» Okuma metni:
○ ○ ○ ○ ○

13 Kasım 2017 08:29

İktidar, ‘Savunma’ya neden saldırır?

Avukat Tugay Bek yazdı: Adaletin toplumun talebi haline geldiği oranda AKP, avukatlara baskısını artırıyor.

Paylaş

Av. Tugay BEK

OHAL kapsamındaki hukuksuzluklardan en çok etkilenen kesimlerin başında gazeteciler ve avukatlar geliyor. Gazeteciler, takip ettikleri haber, çektikleri fotoğraf, yazdıkları yazı nedeniyle “Terör örgütü üyesi olmak, örgüt propagandası yapmak” gibi suçlamalarla göz altına alınıp tutuklanabiliyor. Avukatlar ise şüpheli ve sanıkların haklarını savundukları,  yani mesleklerini yaptıkları için, aynı suçlamalarla haklarında soruşturmalar açılıp hapse konuyor. Avukatlar, haklarında açılan soruşturmalarda savundukları müvekkillerinin suç ortağı gibi gösterilmek isteniyor. Siyasi iktidarın ve havuz medyasının söylemine inanacak olursak, “Gazeteciler, gazeteci oldukları için tutuklanmadığı gibi, avukatlar da avukatlık yaptıkları için tutuklanmıyor.”

Avukatlara yönelik soruşturmalar çoğunlukla gizli tanık ve itirafçı beyanlarına dayandırılıyor. Bir şekilde tutsak edilmiş ve asla içeriden çıkamayacağı düşüncesine kapılan “zayıf karakterli” insanlar, zaten polisin hedefinde olan pek çok kişiyle birlikte avukatlar aleyhine de beyanda bulunmaları şartıyla salıveriliyor. Ülkemiz cezaevlerindeki mahkum sayısı 200 bini aşmışken ve her gün yeni gözaltı operasyonları yapılırken  polis, böylesi kişilikler bulmakta hiç zorlanmıyor.

Bugünün Türkiye’sinde OHAL koşullarında avukatlık yapmak, hava, su veya temas yoluyla bulaşabilen, öldürücü hastalıklarla mücadele ederken kendi hayatları da risk altında olan hekimlerin ve sağlık çalışanlarının durumlarına benzetilebilir. Salgın hastalıkların yayılmasını engellemek, insanlara şifa vermek için mesleğini, görevini yapıyor olmanın kendisi için en büyük risk olduğunu ey iyi bilecek durumda olan hekimlerin, bırakıp gitmek yerine görevlerini yapmalarının “yüzü suyu hürmetine” bugün insanlık varlığını devam ettirmektedir.

○ ○ ○ ○ ○

» Çıkarılan liste:
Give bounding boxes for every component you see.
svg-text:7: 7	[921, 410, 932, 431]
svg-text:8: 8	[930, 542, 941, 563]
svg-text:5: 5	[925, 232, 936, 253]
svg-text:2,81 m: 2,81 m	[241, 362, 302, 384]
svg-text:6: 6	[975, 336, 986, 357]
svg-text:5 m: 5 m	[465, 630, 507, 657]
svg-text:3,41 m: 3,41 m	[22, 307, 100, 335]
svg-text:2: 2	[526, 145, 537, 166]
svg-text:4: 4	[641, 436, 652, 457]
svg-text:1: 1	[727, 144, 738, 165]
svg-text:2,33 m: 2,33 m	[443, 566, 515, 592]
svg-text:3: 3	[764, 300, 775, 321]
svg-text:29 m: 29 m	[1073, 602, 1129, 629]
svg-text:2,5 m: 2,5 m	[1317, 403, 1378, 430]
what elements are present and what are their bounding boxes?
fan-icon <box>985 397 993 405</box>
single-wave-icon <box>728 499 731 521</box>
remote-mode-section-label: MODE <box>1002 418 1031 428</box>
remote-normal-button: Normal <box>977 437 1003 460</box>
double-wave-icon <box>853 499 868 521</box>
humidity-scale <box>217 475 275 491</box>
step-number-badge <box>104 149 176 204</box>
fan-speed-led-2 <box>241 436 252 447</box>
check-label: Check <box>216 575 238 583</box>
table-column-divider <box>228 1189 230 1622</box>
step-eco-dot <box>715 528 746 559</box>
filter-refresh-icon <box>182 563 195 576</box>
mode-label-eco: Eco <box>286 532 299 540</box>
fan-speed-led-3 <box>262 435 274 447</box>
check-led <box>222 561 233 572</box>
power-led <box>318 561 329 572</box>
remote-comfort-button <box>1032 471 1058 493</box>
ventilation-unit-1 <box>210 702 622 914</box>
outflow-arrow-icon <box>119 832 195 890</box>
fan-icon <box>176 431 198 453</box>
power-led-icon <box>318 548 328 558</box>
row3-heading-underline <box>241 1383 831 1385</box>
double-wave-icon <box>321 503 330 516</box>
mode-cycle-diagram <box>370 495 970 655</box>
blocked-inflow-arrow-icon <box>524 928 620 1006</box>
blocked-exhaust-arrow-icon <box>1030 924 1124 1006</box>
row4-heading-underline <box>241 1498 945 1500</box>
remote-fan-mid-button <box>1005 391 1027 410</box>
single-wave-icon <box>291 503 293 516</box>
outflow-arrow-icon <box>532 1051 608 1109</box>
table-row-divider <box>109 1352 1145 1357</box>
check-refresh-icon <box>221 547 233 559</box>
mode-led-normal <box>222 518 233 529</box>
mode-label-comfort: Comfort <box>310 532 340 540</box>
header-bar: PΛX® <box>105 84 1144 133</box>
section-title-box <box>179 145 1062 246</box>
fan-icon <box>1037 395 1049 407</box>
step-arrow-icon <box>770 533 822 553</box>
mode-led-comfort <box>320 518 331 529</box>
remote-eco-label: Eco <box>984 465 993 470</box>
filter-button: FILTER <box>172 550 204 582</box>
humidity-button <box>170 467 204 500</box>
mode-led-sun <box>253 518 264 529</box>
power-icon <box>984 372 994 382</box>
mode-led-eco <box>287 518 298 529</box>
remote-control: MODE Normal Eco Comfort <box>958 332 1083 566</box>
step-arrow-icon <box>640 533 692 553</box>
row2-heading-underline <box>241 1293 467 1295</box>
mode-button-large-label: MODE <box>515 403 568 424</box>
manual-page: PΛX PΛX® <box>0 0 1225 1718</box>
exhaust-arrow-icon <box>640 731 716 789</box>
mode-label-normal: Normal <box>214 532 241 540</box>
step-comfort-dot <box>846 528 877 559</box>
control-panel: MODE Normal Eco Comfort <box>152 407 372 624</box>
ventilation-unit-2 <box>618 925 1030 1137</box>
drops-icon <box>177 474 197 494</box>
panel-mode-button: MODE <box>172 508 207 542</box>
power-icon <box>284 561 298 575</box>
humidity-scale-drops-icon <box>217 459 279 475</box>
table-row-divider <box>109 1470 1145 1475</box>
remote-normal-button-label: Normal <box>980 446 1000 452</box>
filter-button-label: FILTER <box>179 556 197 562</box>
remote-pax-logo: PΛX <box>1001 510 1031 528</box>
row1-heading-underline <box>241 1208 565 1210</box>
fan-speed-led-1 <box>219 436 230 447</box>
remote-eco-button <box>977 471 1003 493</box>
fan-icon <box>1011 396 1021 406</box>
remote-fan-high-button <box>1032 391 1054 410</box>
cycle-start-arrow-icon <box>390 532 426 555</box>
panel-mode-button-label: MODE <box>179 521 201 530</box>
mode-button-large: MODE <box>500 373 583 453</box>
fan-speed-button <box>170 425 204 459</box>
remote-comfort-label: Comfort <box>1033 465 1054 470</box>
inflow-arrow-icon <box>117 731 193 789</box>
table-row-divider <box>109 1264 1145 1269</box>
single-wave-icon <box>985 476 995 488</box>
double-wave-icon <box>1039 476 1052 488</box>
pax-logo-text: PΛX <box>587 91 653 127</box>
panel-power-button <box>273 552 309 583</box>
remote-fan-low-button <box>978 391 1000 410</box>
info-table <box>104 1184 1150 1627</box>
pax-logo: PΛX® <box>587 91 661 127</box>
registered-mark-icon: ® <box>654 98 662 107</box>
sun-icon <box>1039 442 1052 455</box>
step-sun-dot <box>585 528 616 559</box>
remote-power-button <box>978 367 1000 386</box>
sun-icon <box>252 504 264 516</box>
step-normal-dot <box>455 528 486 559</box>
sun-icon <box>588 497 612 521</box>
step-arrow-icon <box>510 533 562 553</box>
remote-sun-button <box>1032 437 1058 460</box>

○ ○ ○ ○ ○

Okuma metninde "Bugünün Türkiye’sinde OHAL" sözlerinden başlayıp aşağıya doğru "varlığını devam ettirmektedir." sözlerine kadar her şeyi birebir yazdırın. Liste, okuma metninden ayrı bir malzemedir.

» Alıştırma çıktısı:
Bugünün Türkiye’sinde OHAL koşullarında avukatlık yapmak, hava, su veya temas yoluyla bulaşabilen, öldürücü hastalıklarla mücadele ederken kendi hayatları da risk altında olan hekimlerin ve sağlık çalışanlarının durumlarına benzetilebilir. Salgın hastalıkların yayılmasını engellemek, insanlara şifa vermek için mesleğini, görevini yapıyor olmanın kendisi için en büyük risk olduğunu ey iyi bilecek durumda olan hekimlerin, bırakıp gitmek yerine görevlerini yapmalarının “yüzü suyu hürmetine” bugün insanlık varlığını devam ettirmektedir.